ナジェージダ・ウスチノワ ロシアNOWへの特別寄稿

ロシアにおける
スター・ウォーズ
クロニクル

ソ連時代から今日まで

 遠い昔、遥か彼方の銀河系の、もはや世界の政治地図には存在しないその国で、
「スター・ウォーズ」は公開されなかった。

 「もし1977年、全世界と同時に、ソビエト連邦の映画館でサーガの第一作が公開されていたなら、ソビエトの観客たちはどうなっただろうか。想像するのも難しい。<泣けや泣け、踊れや踊れ>式の、愛についてのインド映画や、資本主義と消費社会への批判つきの、歯の抜けたような米国産コメディー。社会主義陣営にあって期待できたのは、せいぜいがそんなところだった」。映画評論家のセルゲイ・ルネフ氏は、当時を思い出してそう語る。

 ソ連で「スター・ウォーズ」の一般公開が始まったのは、第一作の発表からほとんど13年経ってからやっとのことだった。しかし、サーガは、それよりはるかに以前に、既に密かな人気を獲得していたのである。

#### [課題の内容]
上の記事から、「遠い昔、遥か彼方の銀河系の、もはや世界の政治地図には存在しないその国で、」と「人気を獲得していたのである。」の間を両端も含めて、一字一句変えずに書き写してください。 次の項目は、この記事とは関係がありません。

#### [提供情報]
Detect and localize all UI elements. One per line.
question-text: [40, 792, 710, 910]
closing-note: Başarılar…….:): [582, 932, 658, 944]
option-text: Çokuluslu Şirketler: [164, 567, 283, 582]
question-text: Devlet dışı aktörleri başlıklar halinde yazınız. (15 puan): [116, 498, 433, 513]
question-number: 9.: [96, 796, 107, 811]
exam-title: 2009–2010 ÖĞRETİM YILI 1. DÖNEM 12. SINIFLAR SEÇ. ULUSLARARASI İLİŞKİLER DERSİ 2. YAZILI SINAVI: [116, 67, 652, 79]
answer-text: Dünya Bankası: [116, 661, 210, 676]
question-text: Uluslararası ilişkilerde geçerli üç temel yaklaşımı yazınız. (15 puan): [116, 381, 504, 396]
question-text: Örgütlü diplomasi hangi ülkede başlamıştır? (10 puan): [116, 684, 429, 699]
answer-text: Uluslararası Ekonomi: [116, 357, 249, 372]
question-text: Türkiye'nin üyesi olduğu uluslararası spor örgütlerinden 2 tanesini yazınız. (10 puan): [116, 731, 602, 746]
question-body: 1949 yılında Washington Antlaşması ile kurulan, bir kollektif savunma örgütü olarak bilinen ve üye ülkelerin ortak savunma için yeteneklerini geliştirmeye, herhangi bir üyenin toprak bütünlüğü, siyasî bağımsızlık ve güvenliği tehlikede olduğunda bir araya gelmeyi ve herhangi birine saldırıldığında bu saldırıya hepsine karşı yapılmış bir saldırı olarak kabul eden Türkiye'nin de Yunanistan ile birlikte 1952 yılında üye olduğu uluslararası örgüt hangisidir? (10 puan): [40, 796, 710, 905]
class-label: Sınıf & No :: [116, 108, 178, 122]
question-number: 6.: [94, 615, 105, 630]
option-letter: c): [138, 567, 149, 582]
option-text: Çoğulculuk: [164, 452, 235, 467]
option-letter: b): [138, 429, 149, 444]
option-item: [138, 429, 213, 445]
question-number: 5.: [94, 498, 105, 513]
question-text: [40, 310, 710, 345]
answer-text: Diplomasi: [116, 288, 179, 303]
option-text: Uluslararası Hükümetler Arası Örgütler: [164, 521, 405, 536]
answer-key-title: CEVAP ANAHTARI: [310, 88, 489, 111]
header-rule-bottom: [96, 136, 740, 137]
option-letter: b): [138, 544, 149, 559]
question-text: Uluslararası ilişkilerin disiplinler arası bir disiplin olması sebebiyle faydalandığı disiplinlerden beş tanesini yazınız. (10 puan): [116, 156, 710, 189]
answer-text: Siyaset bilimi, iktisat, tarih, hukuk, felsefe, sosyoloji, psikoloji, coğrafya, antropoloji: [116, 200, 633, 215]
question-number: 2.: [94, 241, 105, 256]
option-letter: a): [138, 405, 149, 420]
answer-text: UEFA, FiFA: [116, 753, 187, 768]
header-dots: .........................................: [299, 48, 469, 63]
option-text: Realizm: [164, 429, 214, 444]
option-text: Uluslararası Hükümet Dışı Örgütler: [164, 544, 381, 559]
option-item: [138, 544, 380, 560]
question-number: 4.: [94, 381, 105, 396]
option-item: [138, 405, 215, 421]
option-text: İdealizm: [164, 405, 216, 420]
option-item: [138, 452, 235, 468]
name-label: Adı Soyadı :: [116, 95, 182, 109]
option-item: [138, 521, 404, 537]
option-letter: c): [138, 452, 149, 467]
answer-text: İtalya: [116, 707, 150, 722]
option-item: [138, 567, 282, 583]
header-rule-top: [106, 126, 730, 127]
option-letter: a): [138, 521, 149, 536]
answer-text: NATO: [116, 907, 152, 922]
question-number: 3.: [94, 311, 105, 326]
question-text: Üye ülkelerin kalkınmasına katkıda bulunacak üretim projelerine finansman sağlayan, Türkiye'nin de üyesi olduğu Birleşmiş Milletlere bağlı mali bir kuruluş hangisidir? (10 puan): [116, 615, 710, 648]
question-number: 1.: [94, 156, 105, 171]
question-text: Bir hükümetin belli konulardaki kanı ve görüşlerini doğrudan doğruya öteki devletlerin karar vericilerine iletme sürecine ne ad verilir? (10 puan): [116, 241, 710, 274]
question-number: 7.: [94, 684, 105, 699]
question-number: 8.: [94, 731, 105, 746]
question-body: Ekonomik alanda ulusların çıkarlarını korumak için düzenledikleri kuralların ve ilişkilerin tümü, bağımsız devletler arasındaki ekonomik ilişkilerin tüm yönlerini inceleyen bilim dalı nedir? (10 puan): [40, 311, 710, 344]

#### [記述解答]
遠い昔、遥か彼方の銀河系の、もはや世界の政治地図には存在しないその国で、
「スター・ウォーズ」は公開されなかった。

 「もし1977年、全世界と同時に、ソビエト連邦の映画館でサーガの第一作が公開されていたなら、ソビエトの観客たちはどうなっただろうか。想像するのも難しい。<泣けや泣け、踊れや踊れ>式の、愛についてのインド映画や、資本主義と消費社会への批判つきの、歯の抜けたような米国産コメディー。社会主義陣営にあって期待できたのは、せいぜいがそんなところだった」。映画評論家のセルゲイ・ルネフ氏は、当時を思い出してそう語る。

 ソ連で「スター・ウォーズ」の一般公開が始まったのは、第一作の発表からほとんど13年経ってからやっとのことだった。しかし、サーガは、それよりはるかに以前に、既に密かな人気を獲得していたのである。